Locate the word "Computer" in the data below, then copy every line that holds it.

▬▬▬▬▬▬

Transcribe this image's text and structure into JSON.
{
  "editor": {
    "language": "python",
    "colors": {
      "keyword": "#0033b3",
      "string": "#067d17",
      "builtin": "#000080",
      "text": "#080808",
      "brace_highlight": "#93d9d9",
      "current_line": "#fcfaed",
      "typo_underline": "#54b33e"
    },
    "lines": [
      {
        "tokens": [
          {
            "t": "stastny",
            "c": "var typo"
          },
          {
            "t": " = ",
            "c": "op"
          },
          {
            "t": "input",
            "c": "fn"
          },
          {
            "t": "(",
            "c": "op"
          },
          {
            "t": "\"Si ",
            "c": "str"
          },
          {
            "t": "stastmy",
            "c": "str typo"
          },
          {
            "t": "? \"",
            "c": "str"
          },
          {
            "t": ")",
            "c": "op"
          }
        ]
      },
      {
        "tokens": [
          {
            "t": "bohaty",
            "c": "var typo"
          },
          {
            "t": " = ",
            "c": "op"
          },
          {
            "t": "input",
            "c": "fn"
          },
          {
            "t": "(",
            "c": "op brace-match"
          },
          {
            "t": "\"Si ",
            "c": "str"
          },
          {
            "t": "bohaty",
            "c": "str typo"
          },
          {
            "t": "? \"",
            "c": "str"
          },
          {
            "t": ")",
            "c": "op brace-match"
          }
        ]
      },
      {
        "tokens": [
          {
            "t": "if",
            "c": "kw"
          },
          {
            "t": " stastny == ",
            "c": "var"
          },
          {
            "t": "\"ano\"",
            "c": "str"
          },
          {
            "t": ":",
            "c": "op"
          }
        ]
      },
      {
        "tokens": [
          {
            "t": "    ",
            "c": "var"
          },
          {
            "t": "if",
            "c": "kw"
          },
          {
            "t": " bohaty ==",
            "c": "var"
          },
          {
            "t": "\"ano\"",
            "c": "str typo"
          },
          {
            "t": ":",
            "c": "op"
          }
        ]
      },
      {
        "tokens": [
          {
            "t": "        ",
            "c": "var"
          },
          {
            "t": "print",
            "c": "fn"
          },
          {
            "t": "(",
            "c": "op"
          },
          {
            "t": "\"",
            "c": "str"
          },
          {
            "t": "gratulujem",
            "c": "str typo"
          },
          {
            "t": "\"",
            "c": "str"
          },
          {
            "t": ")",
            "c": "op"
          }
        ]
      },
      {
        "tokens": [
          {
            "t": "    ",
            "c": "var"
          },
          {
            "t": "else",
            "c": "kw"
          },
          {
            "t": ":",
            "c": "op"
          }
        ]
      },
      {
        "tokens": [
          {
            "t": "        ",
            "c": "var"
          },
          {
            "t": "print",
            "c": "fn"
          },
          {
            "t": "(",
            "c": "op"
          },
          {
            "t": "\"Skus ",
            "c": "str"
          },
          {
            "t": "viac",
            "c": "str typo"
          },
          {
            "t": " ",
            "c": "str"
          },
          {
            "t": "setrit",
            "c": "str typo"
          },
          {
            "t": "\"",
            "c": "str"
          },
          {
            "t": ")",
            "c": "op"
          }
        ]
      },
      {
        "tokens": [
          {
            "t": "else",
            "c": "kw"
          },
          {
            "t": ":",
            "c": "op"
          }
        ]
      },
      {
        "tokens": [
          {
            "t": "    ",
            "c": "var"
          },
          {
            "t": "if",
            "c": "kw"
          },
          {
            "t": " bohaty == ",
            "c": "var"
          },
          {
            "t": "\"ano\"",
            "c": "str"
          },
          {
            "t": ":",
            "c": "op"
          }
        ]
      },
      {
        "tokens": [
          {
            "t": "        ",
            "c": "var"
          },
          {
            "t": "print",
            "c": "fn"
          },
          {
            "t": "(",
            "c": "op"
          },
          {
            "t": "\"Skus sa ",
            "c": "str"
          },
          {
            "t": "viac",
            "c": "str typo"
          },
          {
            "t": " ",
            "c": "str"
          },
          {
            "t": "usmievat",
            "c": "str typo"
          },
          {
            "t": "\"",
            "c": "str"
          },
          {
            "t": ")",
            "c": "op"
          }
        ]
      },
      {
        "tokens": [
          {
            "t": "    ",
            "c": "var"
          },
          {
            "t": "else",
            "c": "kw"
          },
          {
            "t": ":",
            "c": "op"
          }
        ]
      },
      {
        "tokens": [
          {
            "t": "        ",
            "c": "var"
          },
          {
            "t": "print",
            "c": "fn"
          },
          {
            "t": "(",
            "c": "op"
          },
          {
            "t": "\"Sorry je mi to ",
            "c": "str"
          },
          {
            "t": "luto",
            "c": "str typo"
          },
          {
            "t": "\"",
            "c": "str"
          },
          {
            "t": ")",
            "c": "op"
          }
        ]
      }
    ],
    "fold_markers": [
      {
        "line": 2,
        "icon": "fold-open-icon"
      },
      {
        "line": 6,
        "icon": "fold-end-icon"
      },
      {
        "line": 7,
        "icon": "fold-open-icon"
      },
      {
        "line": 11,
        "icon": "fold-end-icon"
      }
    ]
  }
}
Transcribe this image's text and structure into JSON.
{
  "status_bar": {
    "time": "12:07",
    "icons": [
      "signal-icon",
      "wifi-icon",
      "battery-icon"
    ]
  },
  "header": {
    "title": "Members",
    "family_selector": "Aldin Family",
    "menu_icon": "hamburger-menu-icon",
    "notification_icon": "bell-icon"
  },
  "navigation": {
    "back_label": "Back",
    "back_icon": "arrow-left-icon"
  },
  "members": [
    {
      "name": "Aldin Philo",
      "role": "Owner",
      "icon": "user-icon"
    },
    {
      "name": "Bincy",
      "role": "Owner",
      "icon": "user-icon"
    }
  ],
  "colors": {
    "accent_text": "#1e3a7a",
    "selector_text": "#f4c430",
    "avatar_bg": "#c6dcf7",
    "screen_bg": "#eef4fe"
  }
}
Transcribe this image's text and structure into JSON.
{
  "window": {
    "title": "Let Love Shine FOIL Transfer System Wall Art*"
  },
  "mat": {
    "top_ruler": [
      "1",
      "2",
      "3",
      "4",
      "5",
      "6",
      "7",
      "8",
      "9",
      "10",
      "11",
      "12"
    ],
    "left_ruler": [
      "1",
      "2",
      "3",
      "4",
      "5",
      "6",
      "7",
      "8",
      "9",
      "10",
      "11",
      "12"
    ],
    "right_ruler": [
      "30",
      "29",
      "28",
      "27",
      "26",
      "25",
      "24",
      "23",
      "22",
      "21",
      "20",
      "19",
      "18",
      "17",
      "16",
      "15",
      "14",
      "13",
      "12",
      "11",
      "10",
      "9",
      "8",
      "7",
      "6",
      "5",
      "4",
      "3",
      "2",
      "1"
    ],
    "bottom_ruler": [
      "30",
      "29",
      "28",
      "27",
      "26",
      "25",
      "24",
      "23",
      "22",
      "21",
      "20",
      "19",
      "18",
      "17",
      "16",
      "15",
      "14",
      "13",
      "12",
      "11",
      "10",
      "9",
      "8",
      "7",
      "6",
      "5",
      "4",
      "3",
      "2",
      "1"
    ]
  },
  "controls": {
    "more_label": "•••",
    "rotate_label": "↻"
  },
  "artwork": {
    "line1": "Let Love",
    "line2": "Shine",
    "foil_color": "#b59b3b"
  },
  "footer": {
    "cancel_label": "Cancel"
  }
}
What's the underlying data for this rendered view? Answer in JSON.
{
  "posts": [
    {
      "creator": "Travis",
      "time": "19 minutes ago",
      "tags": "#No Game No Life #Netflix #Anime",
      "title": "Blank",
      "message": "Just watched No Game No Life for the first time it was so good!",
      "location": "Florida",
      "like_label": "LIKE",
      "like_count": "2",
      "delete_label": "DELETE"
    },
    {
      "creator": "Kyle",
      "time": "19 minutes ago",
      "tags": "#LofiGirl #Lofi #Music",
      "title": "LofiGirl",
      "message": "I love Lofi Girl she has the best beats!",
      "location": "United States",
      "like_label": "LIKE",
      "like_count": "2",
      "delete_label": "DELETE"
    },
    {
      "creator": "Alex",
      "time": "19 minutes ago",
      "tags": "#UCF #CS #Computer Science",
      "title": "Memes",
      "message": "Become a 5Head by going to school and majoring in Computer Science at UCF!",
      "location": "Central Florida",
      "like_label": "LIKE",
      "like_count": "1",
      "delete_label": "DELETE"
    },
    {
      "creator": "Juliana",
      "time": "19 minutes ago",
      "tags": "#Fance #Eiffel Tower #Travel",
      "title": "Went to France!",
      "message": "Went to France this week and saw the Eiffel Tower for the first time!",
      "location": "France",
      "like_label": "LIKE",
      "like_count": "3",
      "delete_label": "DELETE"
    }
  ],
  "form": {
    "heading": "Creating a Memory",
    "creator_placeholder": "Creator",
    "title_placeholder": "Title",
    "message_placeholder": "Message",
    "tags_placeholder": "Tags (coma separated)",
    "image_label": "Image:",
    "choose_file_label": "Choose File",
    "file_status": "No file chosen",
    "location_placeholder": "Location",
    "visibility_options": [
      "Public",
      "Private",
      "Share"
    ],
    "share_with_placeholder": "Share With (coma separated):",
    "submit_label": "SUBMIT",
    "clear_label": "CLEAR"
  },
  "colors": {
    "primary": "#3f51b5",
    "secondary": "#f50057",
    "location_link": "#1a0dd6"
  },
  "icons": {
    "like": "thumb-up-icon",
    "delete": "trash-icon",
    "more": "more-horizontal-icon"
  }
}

▬▬▬▬▬▬

Solution >>
      "tags": "#UCF #CS #Computer Science",
      "message": "Become a 5Head by going to school and majoring in Computer Science at UCF!",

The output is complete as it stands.